### What is being asked:
Repeat the whole listing exactly.

[Begin]

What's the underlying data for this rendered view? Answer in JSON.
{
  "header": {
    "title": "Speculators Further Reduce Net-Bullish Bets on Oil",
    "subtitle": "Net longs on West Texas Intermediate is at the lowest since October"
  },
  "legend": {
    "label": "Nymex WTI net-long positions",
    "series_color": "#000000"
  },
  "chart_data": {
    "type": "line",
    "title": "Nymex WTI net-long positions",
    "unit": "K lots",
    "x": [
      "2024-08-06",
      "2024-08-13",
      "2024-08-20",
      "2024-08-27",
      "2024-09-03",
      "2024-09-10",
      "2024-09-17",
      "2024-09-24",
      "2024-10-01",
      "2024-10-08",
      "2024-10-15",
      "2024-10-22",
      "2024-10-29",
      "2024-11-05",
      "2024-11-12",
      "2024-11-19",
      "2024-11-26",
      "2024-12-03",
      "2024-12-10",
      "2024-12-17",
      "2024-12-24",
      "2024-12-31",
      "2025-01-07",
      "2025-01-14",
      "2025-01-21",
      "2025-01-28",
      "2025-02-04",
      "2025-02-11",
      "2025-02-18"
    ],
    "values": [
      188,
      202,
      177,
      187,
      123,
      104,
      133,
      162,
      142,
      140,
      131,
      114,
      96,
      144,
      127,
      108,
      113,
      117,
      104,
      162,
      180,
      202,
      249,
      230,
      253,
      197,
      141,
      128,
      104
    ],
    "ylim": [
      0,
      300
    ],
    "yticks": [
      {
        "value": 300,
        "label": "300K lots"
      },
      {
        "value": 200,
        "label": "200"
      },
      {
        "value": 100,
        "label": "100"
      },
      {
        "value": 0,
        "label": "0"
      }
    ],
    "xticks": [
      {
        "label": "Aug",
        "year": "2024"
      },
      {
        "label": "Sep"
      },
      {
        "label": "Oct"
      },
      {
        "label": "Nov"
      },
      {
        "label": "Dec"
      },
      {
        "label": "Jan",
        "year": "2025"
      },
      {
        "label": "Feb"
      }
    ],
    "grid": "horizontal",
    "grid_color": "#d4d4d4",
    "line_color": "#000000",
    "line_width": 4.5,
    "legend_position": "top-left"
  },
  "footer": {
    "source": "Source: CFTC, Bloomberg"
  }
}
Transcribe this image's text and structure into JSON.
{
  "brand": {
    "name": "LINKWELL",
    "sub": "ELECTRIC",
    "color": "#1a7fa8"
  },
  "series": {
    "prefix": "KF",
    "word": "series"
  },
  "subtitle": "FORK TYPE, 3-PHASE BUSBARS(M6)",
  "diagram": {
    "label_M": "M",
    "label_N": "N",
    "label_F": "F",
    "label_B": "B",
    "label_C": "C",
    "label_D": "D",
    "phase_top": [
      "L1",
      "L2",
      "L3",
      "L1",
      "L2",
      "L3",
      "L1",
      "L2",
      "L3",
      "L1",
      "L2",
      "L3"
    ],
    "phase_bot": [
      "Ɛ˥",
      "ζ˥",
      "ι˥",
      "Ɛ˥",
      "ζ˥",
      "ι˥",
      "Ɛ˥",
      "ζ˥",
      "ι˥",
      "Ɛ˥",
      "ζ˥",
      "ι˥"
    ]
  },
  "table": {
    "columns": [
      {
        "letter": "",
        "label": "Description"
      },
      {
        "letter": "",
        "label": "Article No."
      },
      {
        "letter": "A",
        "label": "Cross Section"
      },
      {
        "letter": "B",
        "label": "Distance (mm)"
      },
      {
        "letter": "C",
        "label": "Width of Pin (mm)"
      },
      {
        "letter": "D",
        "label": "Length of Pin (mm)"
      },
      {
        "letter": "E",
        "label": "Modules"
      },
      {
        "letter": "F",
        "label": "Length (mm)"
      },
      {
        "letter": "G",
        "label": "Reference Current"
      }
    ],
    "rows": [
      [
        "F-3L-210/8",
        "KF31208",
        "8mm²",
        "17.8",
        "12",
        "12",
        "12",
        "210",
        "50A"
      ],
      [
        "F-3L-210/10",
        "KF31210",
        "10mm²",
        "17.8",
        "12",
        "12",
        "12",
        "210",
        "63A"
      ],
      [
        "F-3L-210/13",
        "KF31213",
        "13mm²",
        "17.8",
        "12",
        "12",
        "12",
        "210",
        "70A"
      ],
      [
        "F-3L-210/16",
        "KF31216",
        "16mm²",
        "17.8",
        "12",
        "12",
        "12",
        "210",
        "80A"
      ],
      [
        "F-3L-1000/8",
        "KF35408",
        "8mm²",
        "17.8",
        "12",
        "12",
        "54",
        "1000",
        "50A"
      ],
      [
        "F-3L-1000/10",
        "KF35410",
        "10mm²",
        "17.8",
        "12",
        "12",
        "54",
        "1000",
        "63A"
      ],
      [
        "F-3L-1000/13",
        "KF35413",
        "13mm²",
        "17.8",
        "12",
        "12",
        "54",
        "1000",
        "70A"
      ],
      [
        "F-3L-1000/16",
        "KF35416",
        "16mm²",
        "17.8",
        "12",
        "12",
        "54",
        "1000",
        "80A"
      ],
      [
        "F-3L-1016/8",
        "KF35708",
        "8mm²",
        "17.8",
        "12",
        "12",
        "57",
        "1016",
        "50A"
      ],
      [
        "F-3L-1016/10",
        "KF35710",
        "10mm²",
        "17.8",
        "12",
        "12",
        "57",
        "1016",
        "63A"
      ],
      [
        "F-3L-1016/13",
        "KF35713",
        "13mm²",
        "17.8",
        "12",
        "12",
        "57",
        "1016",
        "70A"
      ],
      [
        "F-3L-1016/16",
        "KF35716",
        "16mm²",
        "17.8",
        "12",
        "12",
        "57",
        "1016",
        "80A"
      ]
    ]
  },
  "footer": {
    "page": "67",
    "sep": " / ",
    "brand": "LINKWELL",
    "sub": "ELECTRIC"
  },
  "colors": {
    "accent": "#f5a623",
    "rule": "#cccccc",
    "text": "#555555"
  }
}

[End]

### Correct result:
What's the underlying data for this rendered view? Answer in JSON.
{
  "header": {
    "title": "Speculators Further Reduce Net-Bullish Bets on Oil",
    "subtitle": "Net longs on West Texas Intermediate is at the lowest since October"
  },
  "legend": {
    "label": "Nymex WTI net-long positions",
    "series_color": "#000000"
  },
  "chart_data": {
    "type": "line",
    "title": "Nymex WTI net-long positions",
    "unit": "K lots",
    "x": [
      "2024-08-06",
      "2024-08-13",
      "2024-08-20",
      "2024-08-27",
      "2024-09-03",
      "2024-09-10",
      "2024-09-17",
      "2024-09-24",
      "2024-10-01",
      "2024-10-08",
      "2024-10-15",
      "2024-10-22",
      "2024-10-29",
      "2024-11-05",
      "2024-11-12",
      "2024-11-19",
      "2024-11-26",
      "2024-12-03",
      "2024-12-10",
      "2024-12-17",
      "2024-12-24",
      "2024-12-31",
      "2025-01-07",
      "2025-01-14",
      "2025-01-21",
      "2025-01-28",
      "2025-02-04",
      "2025-02-11",
      "2025-02-18"
    ],
    "values": [
      188,
      202,
      177,
      187,
      123,
      104,
      133,
      162,
      142,
      140,
      131,
      114,
      96,
      144,
      127,
      108,
      113,
      117,
      104,
      162,
      180,
      202,
      249,
      230,
      253,
      197,
      141,
      128,
      104
    ],
    "ylim": [
      0,
      300
    ],
    "yticks": [
      {
        "value": 300,
        "label": "300K lots"
      },
      {
        "value": 200,
        "label": "200"
      },
      {
        "value": 100,
        "label": "100"
      },
      {
        "value": 0,
        "label": "0"
      }
    ],
    "xticks": [
      {
        "label": "Aug",
        "year": "2024"
      },
      {
        "label": "Sep"
      },
      {
        "label": "Oct"
      },
      {
        "label": "Nov"
      },
      {
        "label": "Dec"
      },
      {
        "label": "Jan",
        "year": "2025"
      },
      {
        "label": "Feb"
      }
    ],
    "grid": "horizontal",
    "grid_color": "#d4d4d4",
    "line_color": "#000000",
    "line_width": 4.5,
    "legend_position": "top-left"
  },
  "footer": {
    "source": "Source: CFTC, Bloomberg"
  }
}
Transcribe this image's text and structure into JSON.
{
  "brand": {
    "name": "LINKWELL",
    "sub": "ELECTRIC",
    "color": "#1a7fa8"
  },
  "series": {
    "prefix": "KF",
    "word": "series"
  },
  "subtitle": "FORK TYPE, 3-PHASE BUSBARS(M6)",
  "diagram": {
    "label_M": "M",
    "label_N": "N",
    "label_F": "F",
    "label_B": "B",
    "label_C": "C",
    "label_D": "D",
    "phase_top": [
      "L1",
      "L2",
      "L3",
      "L1",
      "L2",
      "L3",
      "L1",
      "L2",
      "L3",
      "L1",
      "L2",
      "L3"
    ],
    "phase_bot": [
      "Ɛ˥",
      "ζ˥",
      "ι˥",
      "Ɛ˥",
      "ζ˥",
      "ι˥",
      "Ɛ˥",
      "ζ˥",
      "ι˥",
      "Ɛ˥",
      "ζ˥",
      "ι˥"
    ]
  },
  "table": {
    "columns": [
      {
        "letter": "",
        "label": "Description"
      },
      {
        "letter": "",
        "label": "Article No."
      },
      {
        "letter": "A",
        "label": "Cross Section"
      },
      {
        "letter": "B",
        "label": "Distance (mm)"
      },
      {
        "letter": "C",
        "label": "Width of Pin (mm)"
      },
      {
        "letter": "D",
        "label": "Length of Pin (mm)"
      },
      {
        "letter": "E",
        "label": "Modules"
      },
      {
        "letter": "F",
        "label": "Length (mm)"
      },
      {
        "letter": "G",
        "label": "Reference Current"
      }
    ],
    "rows": [
      [
        "F-3L-210/8",
        "KF31208",
        "8mm²",
        "17.8",
        "12",
        "12",
        "12",
        "210",
        "50A"
      ],
      [
        "F-3L-210/10",
        "KF31210",
        "10mm²",
        "17.8",
        "12",
        "12",
        "12",
        "210",
        "63A"
      ],
      [
        "F-3L-210/13",
        "KF31213",
        "13mm²",
        "17.8",
        "12",
        "12",
        "12",
        "210",
        "70A"
      ],
      [
        "F-3L-210/16",
        "KF31216",
        "16mm²",
        "17.8",
        "12",
        "12",
        "12",
        "210",
        "80A"
      ],
      [
        "F-3L-1000/8",
        "KF35408",
        "8mm²",
        "17.8",
        "12",
        "12",
        "54",
        "1000",
        "50A"
      ],
      [
        "F-3L-1000/10",
        "KF35410",
        "10mm²",
        "17.8",
        "12",
        "12",
        "54",
        "1000",
        "63A"
      ],
      [
        "F-3L-1000/13",
        "KF35413",
        "13mm²",
        "17.8",
        "12",
        "12",
        "54",
        "1000",
        "70A"
      ],
      [
        "F-3L-1000/16",
        "KF35416",
        "16mm²",
        "17.8",
        "12",
        "12",
        "54",
        "1000",
        "80A"
      ],
      [
        "F-3L-1016/8",
        "KF35708",
        "8mm²",
        "17.8",
        "12",
        "12",
        "57",
        "1016",
        "50A"
      ],
      [
        "F-3L-1016/10",
        "KF35710",
        "10mm²",
        "17.8",
        "12",
        "12",
        "57",
        "1016",
        "63A"
      ],
      [
        "F-3L-1016/13",
        "KF35713",
        "13mm²",
        "17.8",
        "12",
        "12",
        "57",
        "1016",
        "70A"
      ],
      [
        "F-3L-1016/16",
        "KF35716",
        "16mm²",
        "17.8",
        "12",
        "12",
        "57",
        "1016",
        "80A"
      ]
    ]
  },
  "footer": {
    "page": "67",
    "sep": " / ",
    "brand": "LINKWELL",
    "sub": "ELECTRIC"
  },
  "colors": {
    "accent": "#f5a623",
    "rule": "#cccccc",
    "text": "#555555"
  }
}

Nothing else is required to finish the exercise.